» **What you are asked to do**:
Write the data out again exactly, with no pictures.

(Stored dataset items)
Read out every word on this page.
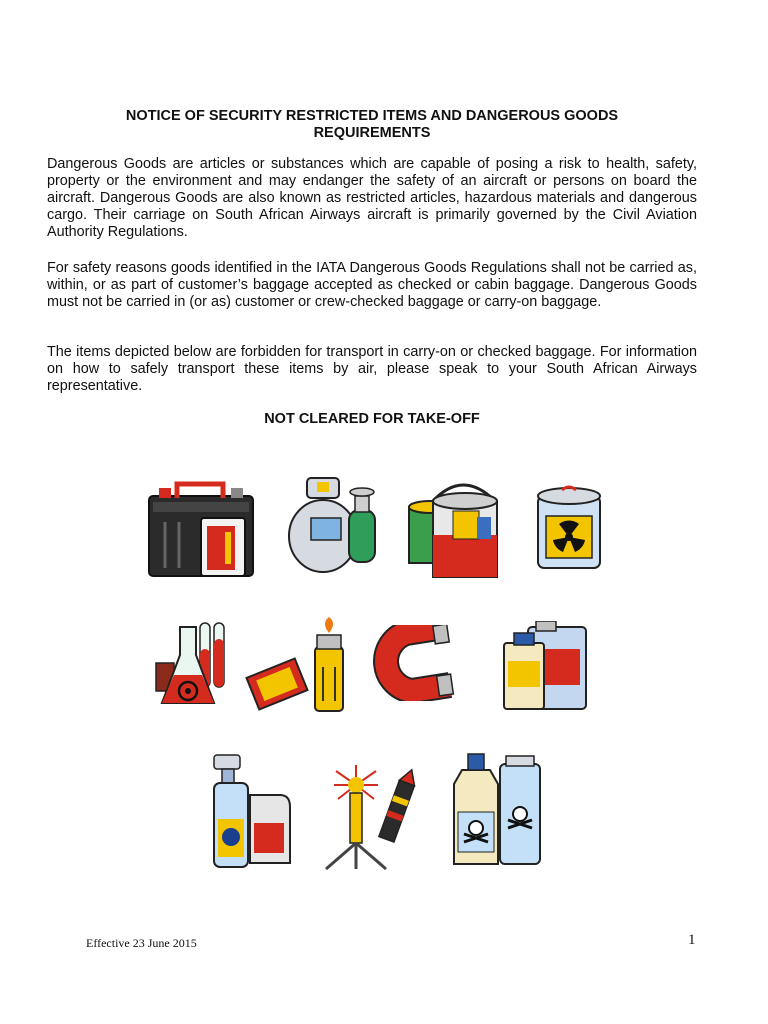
NOTICE OF SECURITY RESTRICTED ITEMS AND DANGEROUS GOODS
REQUIREMENTS

Dangerous Goods are articles or substances which are capable of posing a risk to health, safety, property or the environment and may endanger the safety of an aircraft or persons on board the aircraft. Dangerous Goods are also known as restricted articles, hazardous materials and dangerous cargo. Their carriage on South African Airways aircraft is primarily governed by the Civil Aviation Authority Regulations.

For safety reasons goods identified in the IATA Dangerous Goods Regulations shall not be carried as, within, or as part of customer’s baggage accepted as checked or cabin baggage. Dangerous Goods must not be carried in (or as) customer or crew-checked baggage or carry-on baggage.

The items depicted below are forbidden for transport in carry-on or checked baggage. For information on how to safely transport these items by air, please speak to your South African Airways representative.

NOT CLEARED FOR TAKE-OFF
Effective 23 June 2015	1
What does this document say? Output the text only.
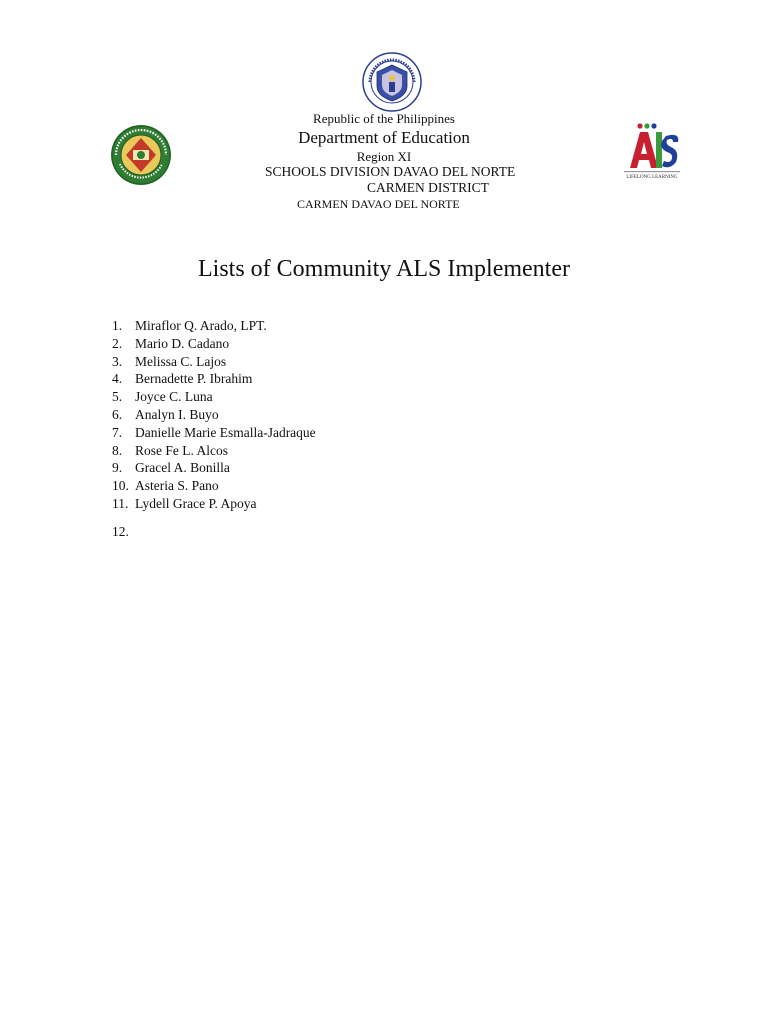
LIFELONG LEARNING
Republic of the Philippines
Department of Education
Region XI
SCHOOLS DIVISION DAVAO DEL NORTE
CARMEN DISTRICT
CARMEN DAVAO DEL NORTE
Lists of Community ALS Implementer
1. Miraflor Q. Arado, LPT.
2. Mario D. Cadano
3. Melissa C. Lajos
4. Bernadette P. Ibrahim
5. Joyce C. Luna
6. Analyn I. Buyo
7. Danielle Marie Esmalla-Jadraque
8. Rose Fe L. Alcos
9. Gracel A. Bonilla
10. Asteria S. Pano
11. Lydell Grace P. Apoya
12.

» **Written answer**:
Read out every word on this page.
NOTICE OF SECURITY RESTRICTED ITEMS AND DANGEROUS GOODS
REQUIREMENTS

Dangerous Goods are articles or substances which are capable of posing a risk to health, safety, property or the environment and may endanger the safety of an aircraft or persons on board the aircraft. Dangerous Goods are also known as restricted articles, hazardous materials and dangerous cargo. Their carriage on South African Airways aircraft is primarily governed by the Civil Aviation Authority Regulations.

For safety reasons goods identified in the IATA Dangerous Goods Regulations shall not be carried as, within, or as part of customer’s baggage accepted as checked or cabin baggage. Dangerous Goods must not be carried in (or as) customer or crew-checked baggage or carry-on baggage.

The items depicted below are forbidden for transport in carry-on or checked baggage. For information on how to safely transport these items by air, please speak to your South African Airways representative.

NOT CLEARED FOR TAKE-OFF
Effective 23 June 2015	1
What does this document say? Output the text only.
LIFELONG LEARNING
Republic of the Philippines
Department of Education
Region XI
SCHOOLS DIVISION DAVAO DEL NORTE
CARMEN DISTRICT
CARMEN DAVAO DEL NORTE
Lists of Community ALS Implementer
1. Miraflor Q. Arado, LPT.
2. Mario D. Cadano
3. Melissa C. Lajos
4. Bernadette P. Ibrahim
5. Joyce C. Luna
6. Analyn I. Buyo
7. Danielle Marie Esmalla-Jadraque
8. Rose Fe L. Alcos
9. Gracel A. Bonilla
10. Asteria S. Pano
11. Lydell Grace P. Apoya
12.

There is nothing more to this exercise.